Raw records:
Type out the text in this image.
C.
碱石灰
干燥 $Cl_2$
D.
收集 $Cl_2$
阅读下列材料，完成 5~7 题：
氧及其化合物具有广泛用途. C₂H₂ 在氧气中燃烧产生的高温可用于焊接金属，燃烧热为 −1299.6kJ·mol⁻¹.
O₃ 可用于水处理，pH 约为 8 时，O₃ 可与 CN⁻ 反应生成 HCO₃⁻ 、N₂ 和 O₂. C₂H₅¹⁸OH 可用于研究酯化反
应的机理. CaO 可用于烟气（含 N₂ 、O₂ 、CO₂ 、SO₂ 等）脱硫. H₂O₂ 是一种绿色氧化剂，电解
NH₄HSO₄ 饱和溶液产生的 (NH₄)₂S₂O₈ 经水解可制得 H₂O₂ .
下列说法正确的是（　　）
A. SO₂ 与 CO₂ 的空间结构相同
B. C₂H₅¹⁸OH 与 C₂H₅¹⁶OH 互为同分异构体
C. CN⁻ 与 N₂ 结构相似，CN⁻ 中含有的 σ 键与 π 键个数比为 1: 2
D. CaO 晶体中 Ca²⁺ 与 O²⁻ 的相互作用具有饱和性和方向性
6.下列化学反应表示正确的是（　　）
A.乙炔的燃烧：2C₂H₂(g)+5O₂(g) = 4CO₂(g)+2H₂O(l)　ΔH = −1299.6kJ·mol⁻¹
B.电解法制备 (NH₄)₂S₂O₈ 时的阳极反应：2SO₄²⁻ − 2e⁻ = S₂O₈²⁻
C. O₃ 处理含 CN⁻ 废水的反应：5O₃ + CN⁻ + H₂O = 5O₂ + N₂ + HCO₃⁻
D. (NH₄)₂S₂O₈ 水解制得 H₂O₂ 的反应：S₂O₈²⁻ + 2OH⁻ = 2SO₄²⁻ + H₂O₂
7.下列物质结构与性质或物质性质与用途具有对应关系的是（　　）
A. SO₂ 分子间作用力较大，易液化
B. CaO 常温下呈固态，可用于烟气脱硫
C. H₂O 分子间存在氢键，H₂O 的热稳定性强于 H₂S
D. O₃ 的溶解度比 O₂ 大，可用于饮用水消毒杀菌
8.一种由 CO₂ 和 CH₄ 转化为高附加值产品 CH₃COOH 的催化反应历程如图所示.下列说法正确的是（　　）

EXERCISE OBJECTIVE: Pick out the lines that contain "HCO₃" and copy them.

FULL OUTPUT:
O₃ 可用于水处理，pH 约为 8 时，O₃ 可与 CN⁻ 反应生成 HCO₃⁻ 、N₂ 和 O₂. C₂H₅¹⁸OH 可用于研究酯化反
C. O₃ 处理含 CN⁻ 废水的反应：5O₃ + CN⁻ + H₂O = 5O₂ + N₂ + HCO₃⁻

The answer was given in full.